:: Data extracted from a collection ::
┄┄┄┄┄┄┄┄┄┄
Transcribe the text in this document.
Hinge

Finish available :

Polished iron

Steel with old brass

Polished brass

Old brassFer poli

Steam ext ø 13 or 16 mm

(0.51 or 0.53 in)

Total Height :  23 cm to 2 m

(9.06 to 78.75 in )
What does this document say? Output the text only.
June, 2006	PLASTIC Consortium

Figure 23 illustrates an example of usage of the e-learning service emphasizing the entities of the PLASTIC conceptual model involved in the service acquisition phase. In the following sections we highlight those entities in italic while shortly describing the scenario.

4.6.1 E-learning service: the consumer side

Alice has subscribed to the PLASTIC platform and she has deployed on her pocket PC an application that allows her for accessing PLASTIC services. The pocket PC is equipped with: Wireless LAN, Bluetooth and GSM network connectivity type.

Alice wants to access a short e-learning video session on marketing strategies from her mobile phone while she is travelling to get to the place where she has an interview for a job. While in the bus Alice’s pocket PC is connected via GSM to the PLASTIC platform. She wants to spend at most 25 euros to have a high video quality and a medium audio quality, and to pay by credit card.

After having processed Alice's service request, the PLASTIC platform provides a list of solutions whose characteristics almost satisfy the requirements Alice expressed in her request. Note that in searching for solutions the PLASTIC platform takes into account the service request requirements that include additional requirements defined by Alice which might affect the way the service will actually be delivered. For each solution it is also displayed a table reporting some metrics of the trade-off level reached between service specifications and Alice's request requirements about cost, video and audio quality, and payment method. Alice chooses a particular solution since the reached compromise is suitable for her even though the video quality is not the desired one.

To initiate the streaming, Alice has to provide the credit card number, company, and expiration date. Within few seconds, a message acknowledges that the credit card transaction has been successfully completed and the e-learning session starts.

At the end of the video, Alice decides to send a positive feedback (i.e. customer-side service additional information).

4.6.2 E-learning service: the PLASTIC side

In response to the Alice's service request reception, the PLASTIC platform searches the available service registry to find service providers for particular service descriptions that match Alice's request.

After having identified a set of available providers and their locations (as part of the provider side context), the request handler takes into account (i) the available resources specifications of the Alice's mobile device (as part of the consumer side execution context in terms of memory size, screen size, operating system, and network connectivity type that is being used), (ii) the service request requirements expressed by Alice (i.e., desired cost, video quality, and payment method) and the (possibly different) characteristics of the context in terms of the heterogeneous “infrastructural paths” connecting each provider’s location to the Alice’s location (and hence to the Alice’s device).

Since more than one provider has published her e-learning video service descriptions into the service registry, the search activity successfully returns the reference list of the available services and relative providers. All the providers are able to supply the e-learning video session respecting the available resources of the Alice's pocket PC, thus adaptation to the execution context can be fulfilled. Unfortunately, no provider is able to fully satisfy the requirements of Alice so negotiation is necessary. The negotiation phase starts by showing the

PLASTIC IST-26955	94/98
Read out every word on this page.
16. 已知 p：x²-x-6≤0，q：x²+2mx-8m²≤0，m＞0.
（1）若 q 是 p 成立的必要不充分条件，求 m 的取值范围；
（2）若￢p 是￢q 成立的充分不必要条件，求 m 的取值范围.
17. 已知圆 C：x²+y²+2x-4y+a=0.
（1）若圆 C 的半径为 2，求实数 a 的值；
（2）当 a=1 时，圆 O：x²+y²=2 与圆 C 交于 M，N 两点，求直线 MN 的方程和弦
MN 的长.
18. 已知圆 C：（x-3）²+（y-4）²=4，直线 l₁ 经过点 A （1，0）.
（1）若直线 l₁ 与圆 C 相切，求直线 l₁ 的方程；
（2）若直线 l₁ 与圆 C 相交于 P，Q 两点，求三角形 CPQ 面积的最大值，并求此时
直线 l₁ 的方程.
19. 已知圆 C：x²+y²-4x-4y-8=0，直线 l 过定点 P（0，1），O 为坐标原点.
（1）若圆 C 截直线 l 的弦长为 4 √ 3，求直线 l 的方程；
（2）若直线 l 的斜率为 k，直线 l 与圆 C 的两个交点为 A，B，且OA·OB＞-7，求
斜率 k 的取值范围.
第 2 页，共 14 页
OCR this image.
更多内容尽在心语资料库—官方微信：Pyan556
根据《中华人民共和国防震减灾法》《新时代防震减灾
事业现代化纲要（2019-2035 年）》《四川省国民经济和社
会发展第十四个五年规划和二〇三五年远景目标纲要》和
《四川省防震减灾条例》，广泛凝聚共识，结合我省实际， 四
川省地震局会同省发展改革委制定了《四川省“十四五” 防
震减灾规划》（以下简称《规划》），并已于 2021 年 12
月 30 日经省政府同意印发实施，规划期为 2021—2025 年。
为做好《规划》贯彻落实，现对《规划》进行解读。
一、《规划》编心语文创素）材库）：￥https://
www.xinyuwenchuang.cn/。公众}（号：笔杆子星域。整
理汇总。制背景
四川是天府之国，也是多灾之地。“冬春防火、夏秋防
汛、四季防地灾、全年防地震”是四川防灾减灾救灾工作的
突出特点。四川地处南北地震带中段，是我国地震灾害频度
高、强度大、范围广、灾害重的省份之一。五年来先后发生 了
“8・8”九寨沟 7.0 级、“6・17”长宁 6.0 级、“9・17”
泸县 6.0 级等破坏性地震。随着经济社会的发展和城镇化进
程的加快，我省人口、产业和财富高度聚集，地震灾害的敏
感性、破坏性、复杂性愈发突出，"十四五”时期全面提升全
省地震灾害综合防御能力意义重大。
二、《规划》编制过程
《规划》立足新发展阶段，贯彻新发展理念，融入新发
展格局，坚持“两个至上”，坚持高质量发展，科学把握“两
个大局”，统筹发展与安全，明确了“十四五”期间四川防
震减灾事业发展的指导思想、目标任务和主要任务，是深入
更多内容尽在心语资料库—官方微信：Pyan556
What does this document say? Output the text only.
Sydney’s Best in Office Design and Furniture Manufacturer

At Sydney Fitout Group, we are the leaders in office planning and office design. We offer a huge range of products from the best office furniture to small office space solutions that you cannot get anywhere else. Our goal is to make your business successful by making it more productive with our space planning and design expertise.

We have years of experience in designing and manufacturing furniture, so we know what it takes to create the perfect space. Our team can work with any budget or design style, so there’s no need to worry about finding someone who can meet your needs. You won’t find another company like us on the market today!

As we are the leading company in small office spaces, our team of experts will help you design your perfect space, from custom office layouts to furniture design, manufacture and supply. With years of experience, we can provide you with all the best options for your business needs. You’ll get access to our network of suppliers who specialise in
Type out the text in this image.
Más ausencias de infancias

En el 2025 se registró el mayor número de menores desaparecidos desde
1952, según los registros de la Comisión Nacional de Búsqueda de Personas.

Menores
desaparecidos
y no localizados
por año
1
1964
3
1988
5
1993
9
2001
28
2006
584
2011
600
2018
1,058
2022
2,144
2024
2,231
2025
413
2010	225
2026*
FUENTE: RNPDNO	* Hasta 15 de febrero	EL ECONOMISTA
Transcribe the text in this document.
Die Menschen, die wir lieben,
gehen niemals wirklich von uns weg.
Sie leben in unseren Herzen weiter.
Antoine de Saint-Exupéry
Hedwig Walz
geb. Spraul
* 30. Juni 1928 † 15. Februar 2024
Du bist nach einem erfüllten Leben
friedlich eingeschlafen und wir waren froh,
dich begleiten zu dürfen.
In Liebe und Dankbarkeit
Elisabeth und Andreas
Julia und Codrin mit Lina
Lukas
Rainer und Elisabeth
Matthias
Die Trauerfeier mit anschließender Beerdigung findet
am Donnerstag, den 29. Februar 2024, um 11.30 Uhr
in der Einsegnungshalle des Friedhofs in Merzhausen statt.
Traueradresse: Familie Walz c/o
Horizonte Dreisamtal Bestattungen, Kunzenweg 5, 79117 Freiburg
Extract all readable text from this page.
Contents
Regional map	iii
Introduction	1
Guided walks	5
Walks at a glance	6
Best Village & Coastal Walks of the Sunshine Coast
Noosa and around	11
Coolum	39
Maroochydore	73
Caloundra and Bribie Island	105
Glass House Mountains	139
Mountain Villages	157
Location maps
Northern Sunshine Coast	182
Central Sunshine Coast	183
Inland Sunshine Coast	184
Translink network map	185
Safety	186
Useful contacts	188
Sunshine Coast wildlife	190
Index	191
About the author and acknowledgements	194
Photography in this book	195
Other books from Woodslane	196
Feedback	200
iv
┄┄┄┄┄┄┄┄┄┄
:: What the exercise asks ::
Look through the entries and find each line that has the string "image". Copy those lines.

:: Problem solution ::
OCR this image.
Type out the text in this image.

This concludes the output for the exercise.